⟨

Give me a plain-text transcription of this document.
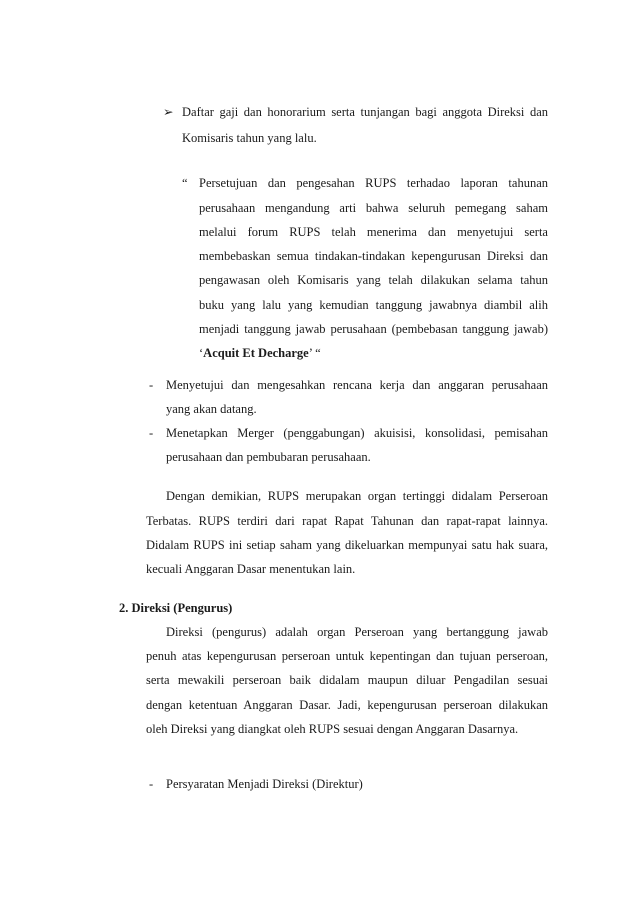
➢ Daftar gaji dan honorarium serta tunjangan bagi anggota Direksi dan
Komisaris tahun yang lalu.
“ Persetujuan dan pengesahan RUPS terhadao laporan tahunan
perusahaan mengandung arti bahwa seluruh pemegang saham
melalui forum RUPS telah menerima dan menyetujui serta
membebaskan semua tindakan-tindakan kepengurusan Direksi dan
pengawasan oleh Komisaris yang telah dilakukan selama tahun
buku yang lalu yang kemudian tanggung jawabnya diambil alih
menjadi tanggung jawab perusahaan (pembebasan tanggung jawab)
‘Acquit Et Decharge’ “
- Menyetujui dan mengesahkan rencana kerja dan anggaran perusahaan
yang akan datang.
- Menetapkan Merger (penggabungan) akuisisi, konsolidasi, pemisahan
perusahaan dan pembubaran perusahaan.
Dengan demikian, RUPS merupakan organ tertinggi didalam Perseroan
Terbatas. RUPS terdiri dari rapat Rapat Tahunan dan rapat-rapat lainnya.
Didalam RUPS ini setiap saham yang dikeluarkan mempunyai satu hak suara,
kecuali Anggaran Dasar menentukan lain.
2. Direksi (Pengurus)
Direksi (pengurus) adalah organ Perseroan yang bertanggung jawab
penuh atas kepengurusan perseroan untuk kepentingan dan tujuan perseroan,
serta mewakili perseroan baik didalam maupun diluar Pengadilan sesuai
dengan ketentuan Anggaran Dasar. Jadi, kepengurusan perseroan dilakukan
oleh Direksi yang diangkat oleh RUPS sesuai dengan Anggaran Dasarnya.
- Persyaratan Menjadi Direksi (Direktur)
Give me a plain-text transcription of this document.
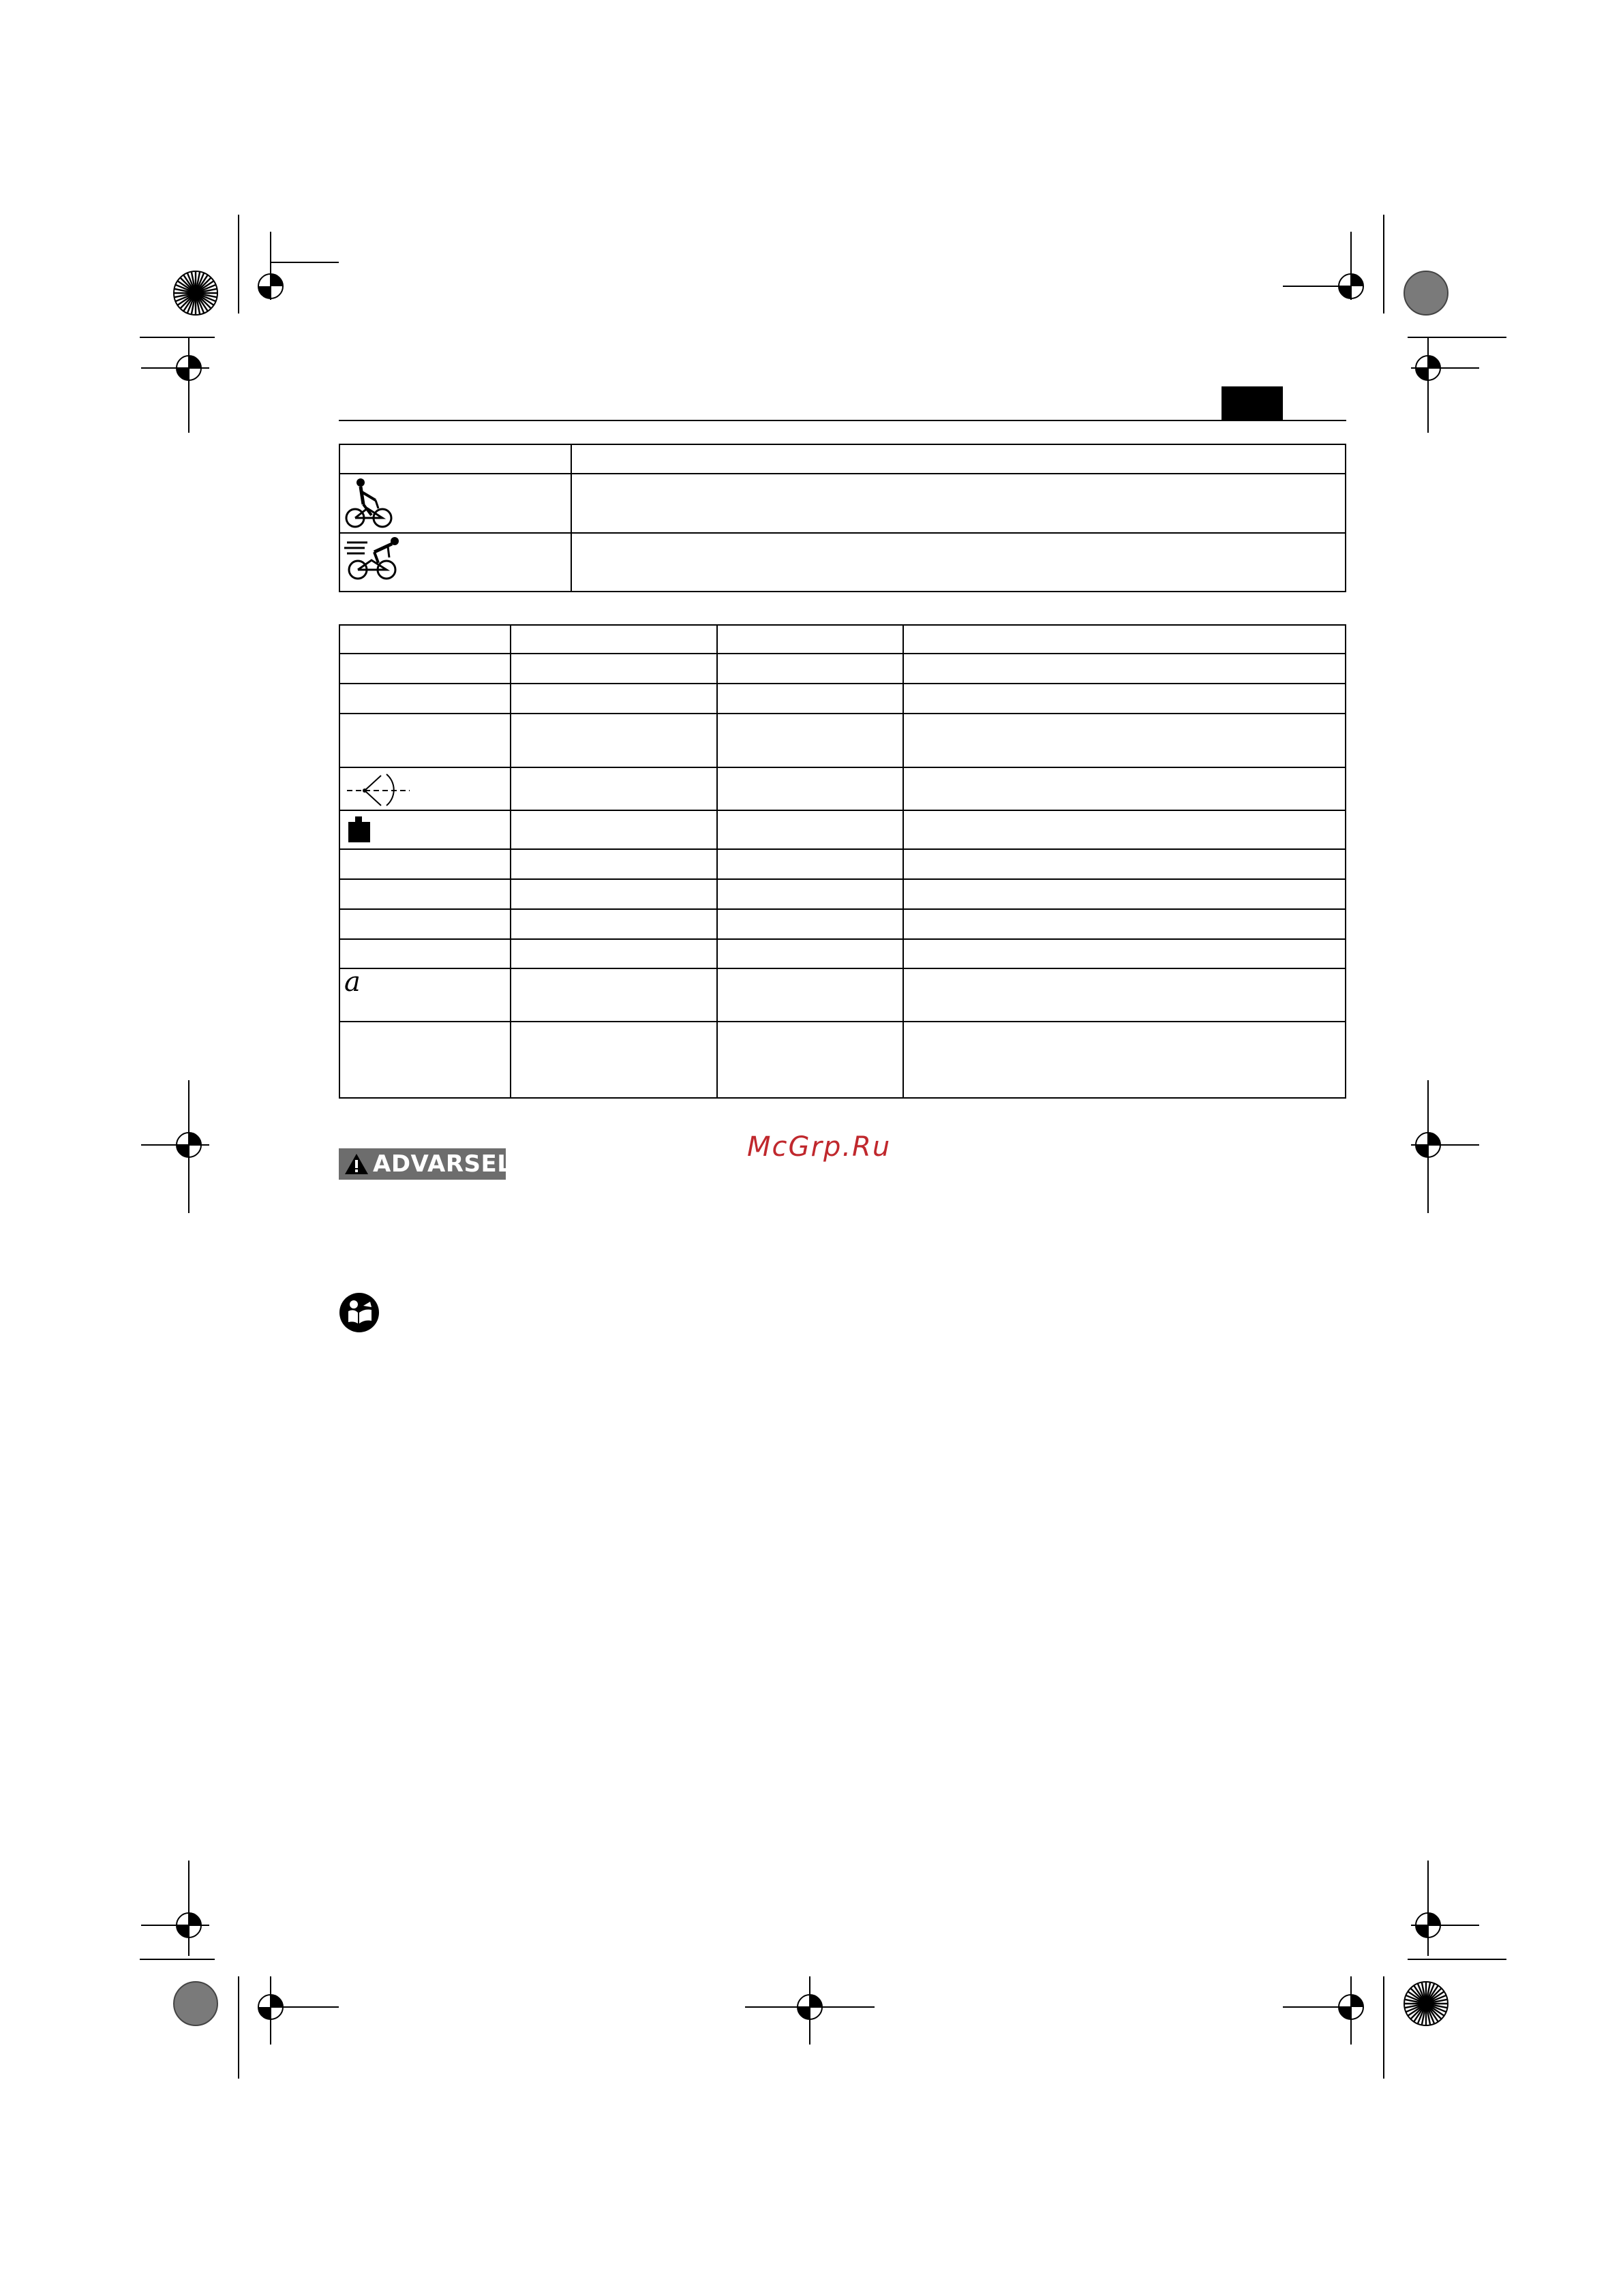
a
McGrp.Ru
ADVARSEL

⟩
⟨

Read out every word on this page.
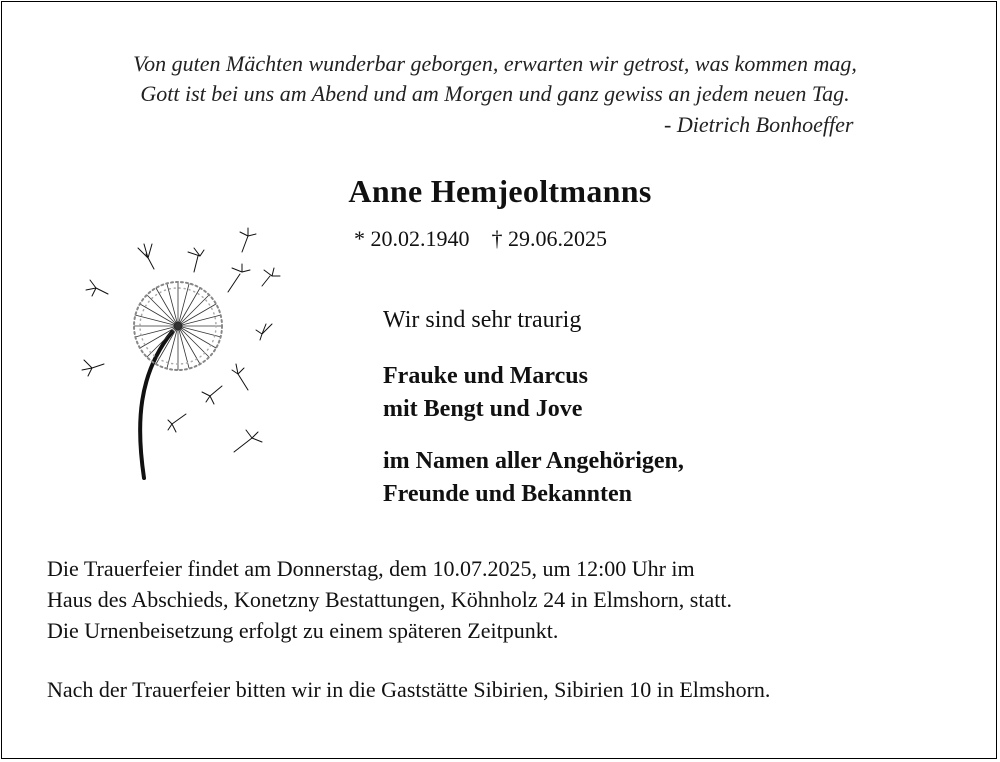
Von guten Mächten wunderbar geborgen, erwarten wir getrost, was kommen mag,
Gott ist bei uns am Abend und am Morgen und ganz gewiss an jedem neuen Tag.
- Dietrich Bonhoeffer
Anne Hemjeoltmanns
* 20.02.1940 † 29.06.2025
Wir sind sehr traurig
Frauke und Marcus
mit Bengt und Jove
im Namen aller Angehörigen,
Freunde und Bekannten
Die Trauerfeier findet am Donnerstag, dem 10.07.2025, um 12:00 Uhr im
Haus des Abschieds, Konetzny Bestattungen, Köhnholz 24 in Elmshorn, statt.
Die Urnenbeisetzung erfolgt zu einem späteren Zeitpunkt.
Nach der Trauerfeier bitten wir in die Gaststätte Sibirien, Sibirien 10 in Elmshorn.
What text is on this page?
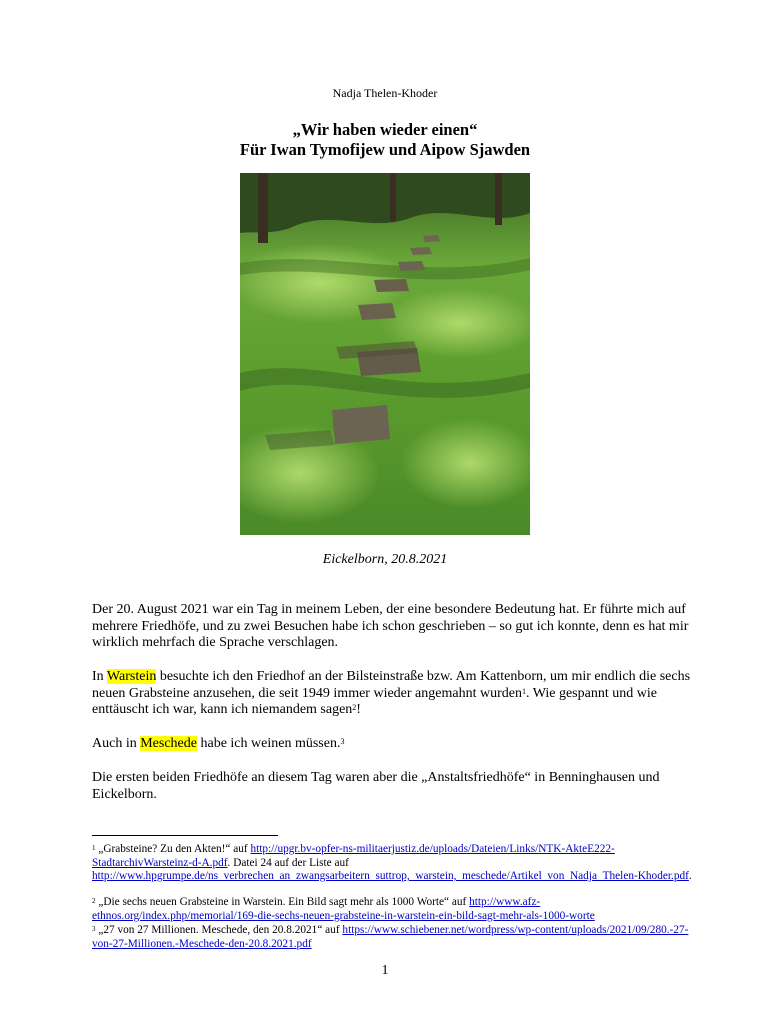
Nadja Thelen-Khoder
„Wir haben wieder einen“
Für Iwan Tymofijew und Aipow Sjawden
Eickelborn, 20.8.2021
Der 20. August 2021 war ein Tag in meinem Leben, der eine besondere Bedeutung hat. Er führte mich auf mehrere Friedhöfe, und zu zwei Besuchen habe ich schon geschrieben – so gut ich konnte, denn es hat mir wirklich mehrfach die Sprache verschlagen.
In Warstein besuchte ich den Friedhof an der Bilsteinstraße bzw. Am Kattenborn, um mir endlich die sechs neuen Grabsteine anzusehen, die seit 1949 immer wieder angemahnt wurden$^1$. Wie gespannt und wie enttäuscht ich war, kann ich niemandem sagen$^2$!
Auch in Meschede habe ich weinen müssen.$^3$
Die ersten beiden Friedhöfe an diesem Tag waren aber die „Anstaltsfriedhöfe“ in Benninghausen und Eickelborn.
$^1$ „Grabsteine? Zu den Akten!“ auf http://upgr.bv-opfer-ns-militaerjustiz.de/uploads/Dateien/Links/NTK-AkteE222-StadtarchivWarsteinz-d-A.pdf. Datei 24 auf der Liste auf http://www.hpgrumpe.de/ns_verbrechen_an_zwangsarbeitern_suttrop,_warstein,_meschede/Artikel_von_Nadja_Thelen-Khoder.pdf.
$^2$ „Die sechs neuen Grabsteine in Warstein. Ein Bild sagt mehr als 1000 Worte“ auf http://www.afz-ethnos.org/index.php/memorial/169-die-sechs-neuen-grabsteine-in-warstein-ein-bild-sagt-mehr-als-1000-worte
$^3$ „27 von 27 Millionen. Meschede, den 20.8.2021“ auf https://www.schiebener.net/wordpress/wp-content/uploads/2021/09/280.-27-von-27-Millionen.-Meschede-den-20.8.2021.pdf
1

⟩

For this exercise, gather every line of the data that contains the word "page".

Read out every word on this page.
What text is on this page?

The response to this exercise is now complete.